◆ WHAT IS EXPECTED
Render everything from the first line of the records down to and including the line containing "- label-start-saving-early: Start" as a Markdown table with the columns Row and Line, giving each line a row number and leaving out blank lines.

Dataset items:
▬▬▬▬▬▬

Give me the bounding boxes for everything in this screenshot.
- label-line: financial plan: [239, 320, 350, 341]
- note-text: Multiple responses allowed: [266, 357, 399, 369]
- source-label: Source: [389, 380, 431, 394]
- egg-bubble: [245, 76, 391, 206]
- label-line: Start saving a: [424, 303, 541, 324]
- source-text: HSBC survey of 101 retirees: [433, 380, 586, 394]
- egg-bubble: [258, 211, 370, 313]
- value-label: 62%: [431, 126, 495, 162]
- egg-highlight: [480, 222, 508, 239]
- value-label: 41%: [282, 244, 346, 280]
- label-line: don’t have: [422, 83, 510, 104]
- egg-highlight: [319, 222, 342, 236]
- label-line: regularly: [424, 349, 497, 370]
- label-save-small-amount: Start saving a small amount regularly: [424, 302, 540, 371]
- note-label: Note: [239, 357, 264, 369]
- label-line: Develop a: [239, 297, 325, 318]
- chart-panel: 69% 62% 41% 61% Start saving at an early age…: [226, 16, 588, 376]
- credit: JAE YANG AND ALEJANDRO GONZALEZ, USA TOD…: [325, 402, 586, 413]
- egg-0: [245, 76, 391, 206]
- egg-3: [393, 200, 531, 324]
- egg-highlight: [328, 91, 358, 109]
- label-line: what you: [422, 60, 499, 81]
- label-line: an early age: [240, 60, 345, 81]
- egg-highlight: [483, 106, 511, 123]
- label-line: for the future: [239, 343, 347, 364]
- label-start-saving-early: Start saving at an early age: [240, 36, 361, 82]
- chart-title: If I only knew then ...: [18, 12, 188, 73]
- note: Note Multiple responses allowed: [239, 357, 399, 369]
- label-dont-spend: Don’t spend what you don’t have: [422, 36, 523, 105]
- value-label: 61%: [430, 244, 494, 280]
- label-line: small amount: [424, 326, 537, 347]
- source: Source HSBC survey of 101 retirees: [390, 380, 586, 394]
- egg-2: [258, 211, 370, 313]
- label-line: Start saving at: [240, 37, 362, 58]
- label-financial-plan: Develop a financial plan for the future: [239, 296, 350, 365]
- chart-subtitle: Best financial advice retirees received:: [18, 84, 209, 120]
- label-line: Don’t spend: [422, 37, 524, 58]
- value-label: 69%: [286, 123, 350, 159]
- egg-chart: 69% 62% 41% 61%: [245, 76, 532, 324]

▬▬▬▬▬▬

◆ WRITTEN REPLY
| Row | Line |
|---|---|
| 1 | Give me the bounding boxes for everything in this screenshot. |
| 2 | - label-line: financial plan: [239, 320, 350, 341] |
| 3 | - note-text: Multiple responses allowed: [266, 357, 399, 369] |
| 4 | - source-label: Source: [389, 380, 431, 394] |
| 5 | - egg-bubble: [245, 76, 391, 206] |
| 6 | - label-line: Start saving a: [424, 303, 541, 324] |
| 7 | - source-text: HSBC survey of 101 retirees: [433, 380, 586, 394] |
| 8 | - egg-bubble: [258, 211, 370, 313] |
| 9 | - value-label: 62%: [431, 126, 495, 162] |
| 10 | - egg-highlight: [480, 222, 508, 239] |
| 11 | - value-label: 41%: [282, 244, 346, 280] |
| 12 | - label-line: don’t have: [422, 83, 510, 104] |
| 13 | - egg-highlight: [319, 222, 342, 236] |
| 14 | - label-line: regularly: [424, 349, 497, 370] |
| 15 | - label-save-small-amount: Start saving a small amount regularly: [424, 302, 540, 371] |
| 16 | - note-label: Note: [239, 357, 264, 369] |
| 17 | - label-line: Develop a: [239, 297, 325, 318] |
| 18 | - chart-panel: 69% 62% 41% 61% Start saving at an early age…: [226, 16, 588, 376] |
| 19 | - credit: JAE YANG AND ALEJANDRO GONZALEZ, USA TOD…: [325, 402, 586, 413] |
| 20 | - egg-0: [245, 76, 391, 206] |
| 21 | - egg-3: [393, 200, 531, 324] |
| 22 | - egg-highlight: [328, 91, 358, 109] |
| 23 | - label-line: what you: [422, 60, 499, 81] |
| 24 | - label-line: an early age: [240, 60, 345, 81] |
| 25 | - egg-highlight: [483, 106, 511, 123] |
| 26 | - label-line: for the future: [239, 343, 347, 364] |
| 27 | - label-start-saving-early: Start saving at an early age: [240, 36, 361, 82] |